## start Records for processing

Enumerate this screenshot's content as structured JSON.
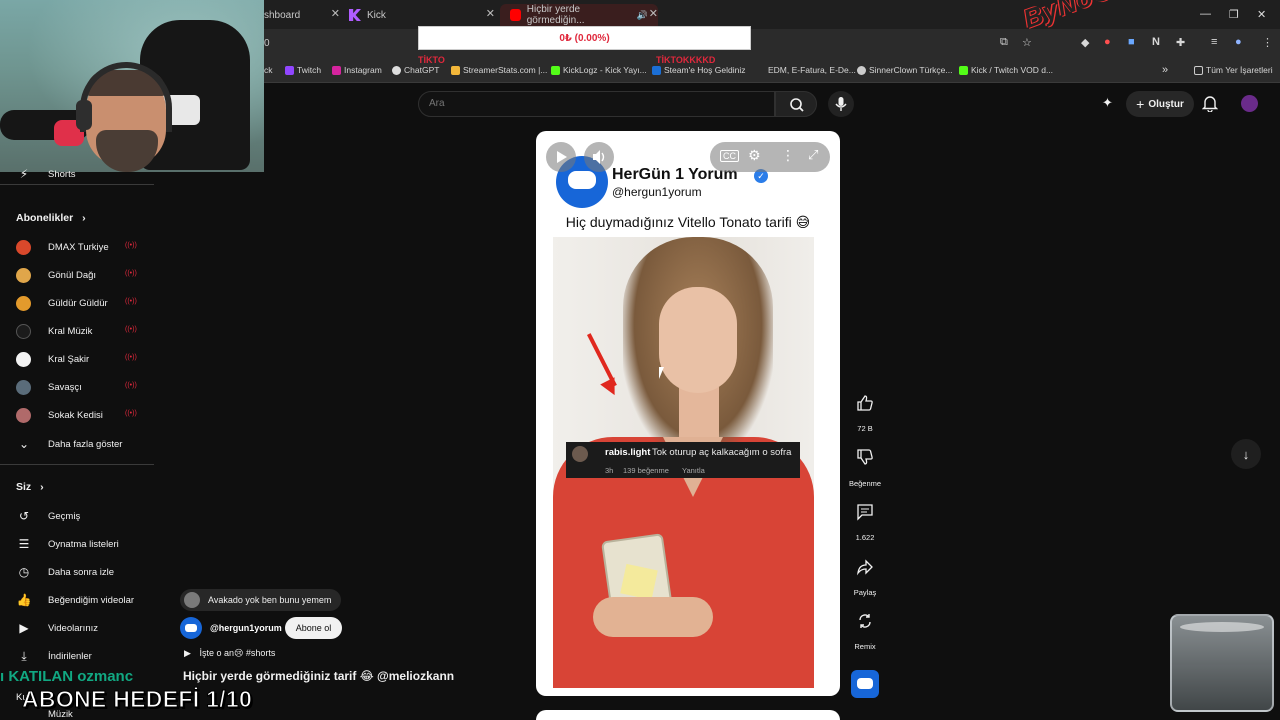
{
  "browser": {
    "tabs": [
      {
        "label": "shboard"
      },
      {
        "label": "Kick"
      },
      {
        "label": "Hiçbir yerde görmediğin..."
      }
    ],
    "address": "0",
    "bookmarks": [
      {
        "label": "ck"
      },
      {
        "label": "Twitch"
      },
      {
        "label": "Instagram"
      },
      {
        "label": "ChatGPT"
      },
      {
        "label": "StreamerStats.com |..."
      },
      {
        "label": "KickLogz - Kick Yayı..."
      },
      {
        "label": "Steam'e Hoş Geldiniz"
      },
      {
        "label": "EDM, E-Fatura, E-De..."
      },
      {
        "label": "SinnerClown Türkçe..."
      },
      {
        "label": "Kick / Twitch VOD d..."
      },
      {
        "label": "Tüm Yer İşaretleri"
      }
    ]
  },
  "overlay": {
    "donation": "0₺ (0.00%)",
    "brand": "ByNoGame",
    "red_labels": [
      "TİKTO",
      "TİKTOKKKKD"
    ],
    "ticker": "ı KATILAN ozmanc",
    "goal": "ABONE HEDEFİ 1/10"
  },
  "search": {
    "placeholder": "Ara"
  },
  "topbar": {
    "create_label": "Oluştur"
  },
  "sidebar": {
    "shorts_label": "Shorts",
    "subscriptions_heading": "Abonelikler",
    "subscriptions": [
      {
        "label": "DMAX Turkiye",
        "color": "#d9482b"
      },
      {
        "label": "Gönül Dağı",
        "color": "#e0a64a"
      },
      {
        "label": "Güldür Güldür",
        "color": "#e39a2c"
      },
      {
        "label": "Kral Müzik",
        "color": "#1b1b1b"
      },
      {
        "label": "Kral Şakir",
        "color": "#f2f2f2"
      },
      {
        "label": "Savaşçı",
        "color": "#5a6c7a"
      },
      {
        "label": "Sokak Kedisi",
        "color": "#b06a6a"
      }
    ],
    "show_more": "Daha fazla göster",
    "you_heading": "Siz",
    "you_items": [
      {
        "label": "Geçmiş",
        "icon": "history-icon"
      },
      {
        "label": "Oynatma listeleri",
        "icon": "playlist-icon"
      },
      {
        "label": "Daha sonra izle",
        "icon": "clock-icon"
      },
      {
        "label": "Beğendiğim videolar",
        "icon": "thumbs-up-icon"
      },
      {
        "label": "Videolarınız",
        "icon": "video-icon"
      },
      {
        "label": "İndirilenler",
        "icon": "download-icon"
      }
    ],
    "more_label": "Kurs",
    "music_label": "Müzik"
  },
  "short": {
    "channel_name": "HerGün 1 Yorum",
    "channel_handle": "@hergun1yorum",
    "caption": "Hiç duymadığınız Vitello Tonato tarifi 😅",
    "comment": {
      "user": "rabis.light",
      "text": "Tok oturup aç kalkacağım o sofra",
      "time": "3h",
      "likes": "139 beğenme",
      "reply": "Yanıtla"
    }
  },
  "actions": {
    "like_count": "72 B",
    "dislike_label": "Beğenme",
    "comment_count": "1.622",
    "share_label": "Paylaş",
    "remix_label": "Remix"
  },
  "below": {
    "suggestion": "Avakado yok ben bunu yemem",
    "handle": "@hergun1yorum",
    "subscribe_label": "Abone ol",
    "sound": "İşte o an😢 #shorts",
    "title": "Hiçbir yerde görmediğiniz tarif 😂 @meliozkann"
  }
}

## end Records for processing

Can you repeat every record above exactly, apart from the pictures?

Enumerate this screenshot's content as structured JSON.
{
  "browser": {
    "tabs": [
      {
        "label": "shboard"
      },
      {
        "label": "Kick"
      },
      {
        "label": "Hiçbir yerde görmediğin..."
      }
    ],
    "address": "0",
    "bookmarks": [
      {
        "label": "ck"
      },
      {
        "label": "Twitch"
      },
      {
        "label": "Instagram"
      },
      {
        "label": "ChatGPT"
      },
      {
        "label": "StreamerStats.com |..."
      },
      {
        "label": "KickLogz - Kick Yayı..."
      },
      {
        "label": "Steam'e Hoş Geldiniz"
      },
      {
        "label": "EDM, E-Fatura, E-De..."
      },
      {
        "label": "SinnerClown Türkçe..."
      },
      {
        "label": "Kick / Twitch VOD d..."
      },
      {
        "label": "Tüm Yer İşaretleri"
      }
    ]
  },
  "overlay": {
    "donation": "0₺ (0.00%)",
    "brand": "ByNoGame",
    "red_labels": [
      "TİKTO",
      "TİKTOKKKKD"
    ],
    "ticker": "ı KATILAN ozmanc",
    "goal": "ABONE HEDEFİ 1/10"
  },
  "search": {
    "placeholder": "Ara"
  },
  "topbar": {
    "create_label": "Oluştur"
  },
  "sidebar": {
    "shorts_label": "Shorts",
    "subscriptions_heading": "Abonelikler",
    "subscriptions": [
      {
        "label": "DMAX Turkiye",
        "color": "#d9482b"
      },
      {
        "label": "Gönül Dağı",
        "color": "#e0a64a"
      },
      {
        "label": "Güldür Güldür",
        "color": "#e39a2c"
      },
      {
        "label": "Kral Müzik",
        "color": "#1b1b1b"
      },
      {
        "label": "Kral Şakir",
        "color": "#f2f2f2"
      },
      {
        "label": "Savaşçı",
        "color": "#5a6c7a"
      },
      {
        "label": "Sokak Kedisi",
        "color": "#b06a6a"
      }
    ],
    "show_more": "Daha fazla göster",
    "you_heading": "Siz",
    "you_items": [
      {
        "label": "Geçmiş",
        "icon": "history-icon"
      },
      {
        "label": "Oynatma listeleri",
        "icon": "playlist-icon"
      },
      {
        "label": "Daha sonra izle",
        "icon": "clock-icon"
      },
      {
        "label": "Beğendiğim videolar",
        "icon": "thumbs-up-icon"
      },
      {
        "label": "Videolarınız",
        "icon": "video-icon"
      },
      {
        "label": "İndirilenler",
        "icon": "download-icon"
      }
    ],
    "more_label": "Kurs",
    "music_label": "Müzik"
  },
  "short": {
    "channel_name": "HerGün 1 Yorum",
    "channel_handle": "@hergun1yorum",
    "caption": "Hiç duymadığınız Vitello Tonato tarifi 😅",
    "comment": {
      "user": "rabis.light",
      "text": "Tok oturup aç kalkacağım o sofra",
      "time": "3h",
      "likes": "139 beğenme",
      "reply": "Yanıtla"
    }
  },
  "actions": {
    "like_count": "72 B",
    "dislike_label": "Beğenme",
    "comment_count": "1.622",
    "share_label": "Paylaş",
    "remix_label": "Remix"
  },
  "below": {
    "suggestion": "Avakado yok ben bunu yemem",
    "handle": "@hergun1yorum",
    "subscribe_label": "Abone ol",
    "sound": "İşte o an😢 #shorts",
    "title": "Hiçbir yerde görmediğiniz tarif 😂 @meliozkann"
  }
}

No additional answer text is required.